DESCRIPTION OF THE TASK
Output every entry exactly as written, skipping any pictures.

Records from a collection
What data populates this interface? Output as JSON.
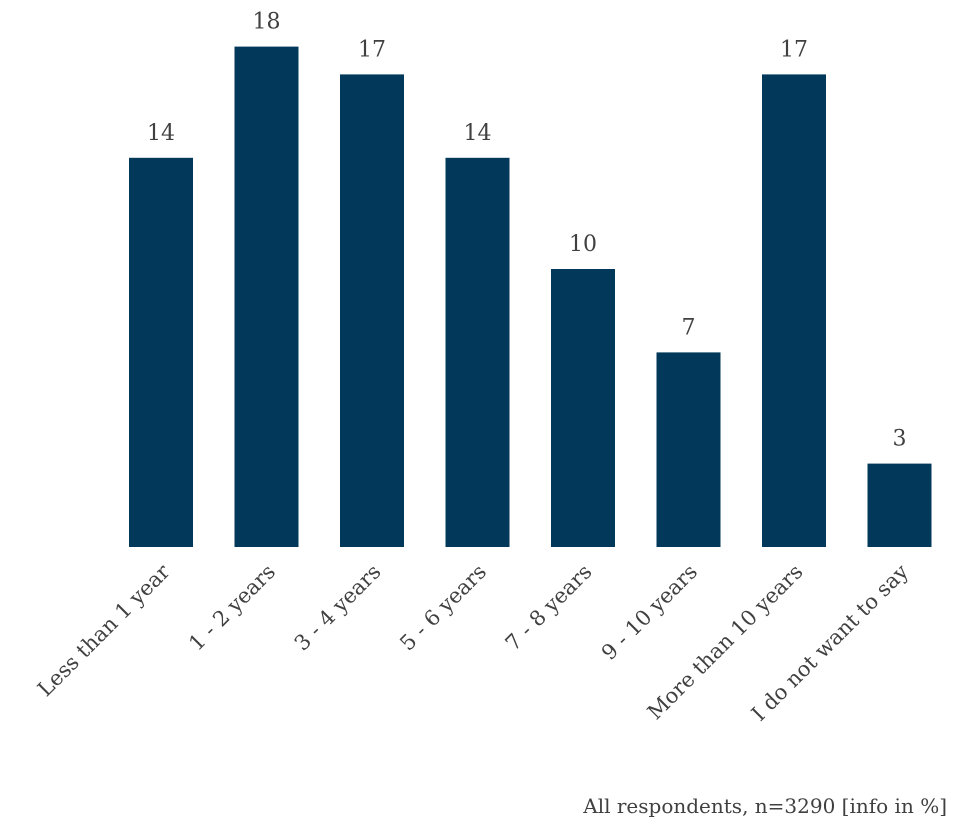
{
  "chart_data": {
    "type": "bar",
    "categories": [
      "Less than 1 year",
      "1 - 2 years",
      "3 - 4 years",
      "5 - 6 years",
      "7 - 8 years",
      "9 - 10 years",
      "More than 10 years",
      "I do not want to say"
    ],
    "values": [
      14,
      18,
      17,
      14,
      10,
      7,
      17,
      3
    ],
    "title": "",
    "xlabel": "",
    "ylabel": "",
    "ylim": [
      0,
      18.5
    ],
    "grid": false,
    "legend": "none",
    "bar_color": "#02395a",
    "footnote": "All respondents, n=3290 [info in %]"
  }
}
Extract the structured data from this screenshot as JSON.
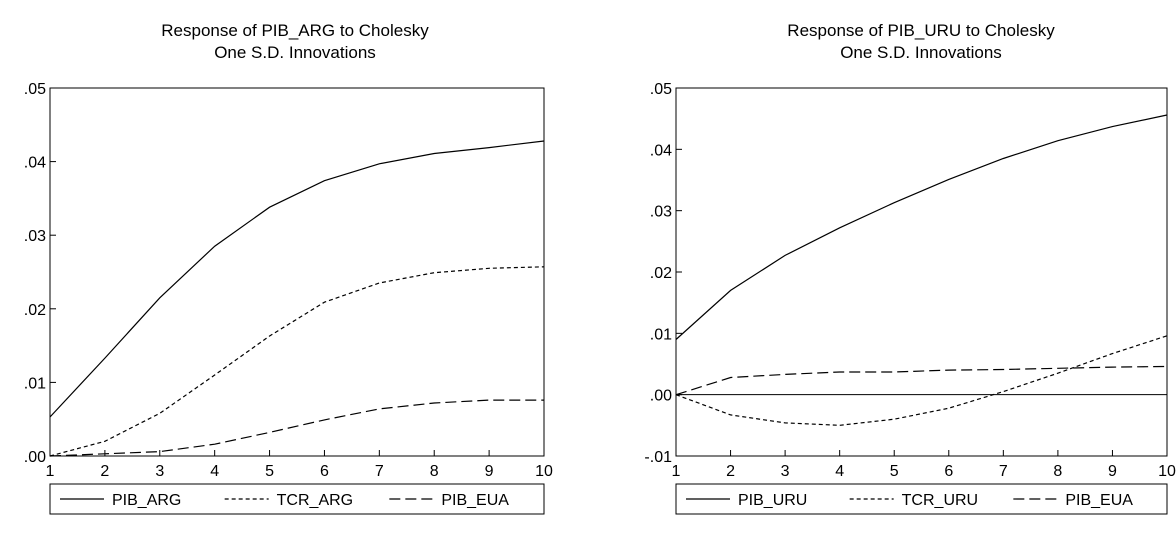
{
  "chart_data": [
    {
      "type": "line",
      "title": "Response of PIB_ARG to Cholesky",
      "subtitle": "One S.D. Innovations",
      "xlabel": "",
      "ylabel": "",
      "x": [
        1,
        2,
        3,
        4,
        5,
        6,
        7,
        8,
        9,
        10
      ],
      "xlim": [
        1,
        10
      ],
      "ylim": [
        0,
        0.05
      ],
      "yticks": [
        0,
        0.01,
        0.02,
        0.03,
        0.04,
        0.05
      ],
      "ytick_labels": [
        ".00",
        ".01",
        ".02",
        ".03",
        ".04",
        ".05"
      ],
      "grid": false,
      "legend_position": "bottom",
      "series": [
        {
          "name": "PIB_ARG",
          "style": "solid",
          "values": [
            0.0053,
            0.0133,
            0.0215,
            0.0285,
            0.0338,
            0.0374,
            0.0397,
            0.0411,
            0.0419,
            0.0428
          ]
        },
        {
          "name": "TCR_ARG",
          "style": "dotted",
          "values": [
            0.0,
            0.002,
            0.0058,
            0.011,
            0.0163,
            0.0209,
            0.0235,
            0.0249,
            0.0255,
            0.0257
          ]
        },
        {
          "name": "PIB_EUA",
          "style": "dashed",
          "values": [
            0.0,
            0.0003,
            0.0006,
            0.0016,
            0.0032,
            0.0049,
            0.0064,
            0.0072,
            0.0076,
            0.0076
          ]
        }
      ]
    },
    {
      "type": "line",
      "title": "Response of PIB_URU to Cholesky",
      "subtitle": "One S.D. Innovations",
      "xlabel": "",
      "ylabel": "",
      "x": [
        1,
        2,
        3,
        4,
        5,
        6,
        7,
        8,
        9,
        10
      ],
      "xlim": [
        1,
        10
      ],
      "ylim": [
        -0.01,
        0.05
      ],
      "yticks": [
        -0.01,
        0,
        0.01,
        0.02,
        0.03,
        0.04,
        0.05
      ],
      "ytick_labels": [
        "-.01",
        ".00",
        ".01",
        ".02",
        ".03",
        ".04",
        ".05"
      ],
      "grid": false,
      "legend_position": "bottom",
      "zero_line": true,
      "series": [
        {
          "name": "PIB_URU",
          "style": "solid",
          "values": [
            0.009,
            0.017,
            0.0227,
            0.0272,
            0.0313,
            0.0351,
            0.0385,
            0.0414,
            0.0437,
            0.0456
          ]
        },
        {
          "name": "TCR_URU",
          "style": "dotted",
          "values": [
            0.0,
            -0.0033,
            -0.0046,
            -0.005,
            -0.004,
            -0.0022,
            0.0005,
            0.0035,
            0.0067,
            0.0096
          ]
        },
        {
          "name": "PIB_EUA",
          "style": "dashed",
          "values": [
            0.0,
            0.0028,
            0.0033,
            0.0037,
            0.0037,
            0.004,
            0.0041,
            0.0043,
            0.0045,
            0.0046
          ]
        }
      ]
    }
  ]
}
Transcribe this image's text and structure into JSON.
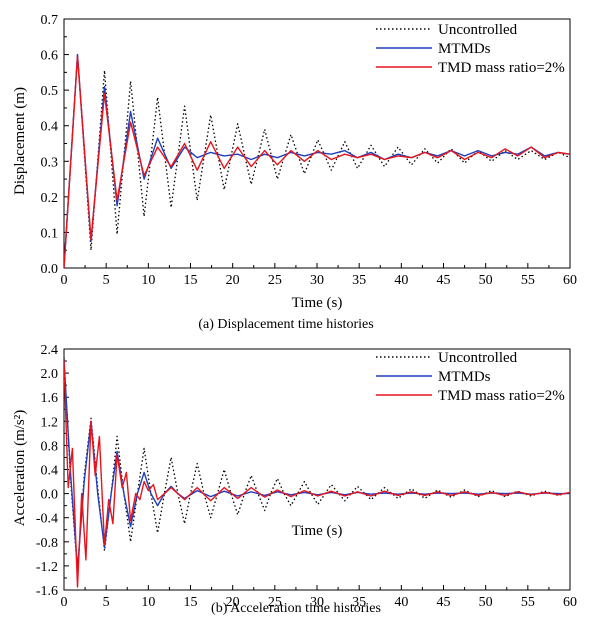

SOLVED EXERCISE
What data populates this interface? Output as JSON.
{
  "chart_data": {
    "type": "bar",
    "categories": [
      "Less than 1 year",
      "1 - 2 years",
      "3 - 4 years",
      "5 - 6 years",
      "7 - 8 years",
      "9 - 10 years",
      "More than 10 years",
      "I do not want to say"
    ],
    "values": [
      14,
      18,
      17,
      14,
      10,
      7,
      17,
      3
    ],
    "title": "",
    "xlabel": "",
    "ylabel": "",
    "ylim": [
      0,
      18.5
    ],
    "grid": false,
    "legend": "none",
    "bar_color": "#02395a",
    "footnote": "All respondents, n=3290 [info in %]"
  }
}
Extract the structured data from this screenshot as JSON.
{
  "chart_data": [
    {
      "type": "line",
      "title": "Response of PIB_ARG to Cholesky",
      "subtitle": "One S.D. Innovations",
      "xlabel": "",
      "ylabel": "",
      "x": [
        1,
        2,
        3,
        4,
        5,
        6,
        7,
        8,
        9,
        10
      ],
      "xlim": [
        1,
        10
      ],
      "ylim": [
        0,
        0.05
      ],
      "yticks": [
        0,
        0.01,
        0.02,
        0.03,
        0.04,
        0.05
      ],
      "ytick_labels": [
        ".00",
        ".01",
        ".02",
        ".03",
        ".04",
        ".05"
      ],
      "grid": false,
      "legend_position": "bottom",
      "series": [
        {
          "name": "PIB_ARG",
          "style": "solid",
          "values": [
            0.0053,
            0.0133,
            0.0215,
            0.0285,
            0.0338,
            0.0374,
            0.0397,
            0.0411,
            0.0419,
            0.0428
          ]
        },
        {
          "name": "TCR_ARG",
          "style": "dotted",
          "values": [
            0.0,
            0.002,
            0.0058,
            0.011,
            0.0163,
            0.0209,
            0.0235,
            0.0249,
            0.0255,
            0.0257
          ]
        },
        {
          "name": "PIB_EUA",
          "style": "dashed",
          "values": [
            0.0,
            0.0003,
            0.0006,
            0.0016,
            0.0032,
            0.0049,
            0.0064,
            0.0072,
            0.0076,
            0.0076
          ]
        }
      ]
    },
    {
      "type": "line",
      "title": "Response of PIB_URU to Cholesky",
      "subtitle": "One S.D. Innovations",
      "xlabel": "",
      "ylabel": "",
      "x": [
        1,
        2,
        3,
        4,
        5,
        6,
        7,
        8,
        9,
        10
      ],
      "xlim": [
        1,
        10
      ],
      "ylim": [
        -0.01,
        0.05
      ],
      "yticks": [
        -0.01,
        0,
        0.01,
        0.02,
        0.03,
        0.04,
        0.05
      ],
      "ytick_labels": [
        "-.01",
        ".00",
        ".01",
        ".02",
        ".03",
        ".04",
        ".05"
      ],
      "grid": false,
      "legend_position": "bottom",
      "zero_line": true,
      "series": [
        {
          "name": "PIB_URU",
          "style": "solid",
          "values": [
            0.009,
            0.017,
            0.0227,
            0.0272,
            0.0313,
            0.0351,
            0.0385,
            0.0414,
            0.0437,
            0.0456
          ]
        },
        {
          "name": "TCR_URU",
          "style": "dotted",
          "values": [
            0.0,
            -0.0033,
            -0.0046,
            -0.005,
            -0.004,
            -0.0022,
            0.0005,
            0.0035,
            0.0067,
            0.0096
          ]
        },
        {
          "name": "PIB_EUA",
          "style": "dashed",
          "values": [
            0.0,
            0.0028,
            0.0033,
            0.0037,
            0.0037,
            0.004,
            0.0041,
            0.0043,
            0.0045,
            0.0046
          ]
        }
      ]
    }
  ]
}
Transcribe this image's text and structure into JSON.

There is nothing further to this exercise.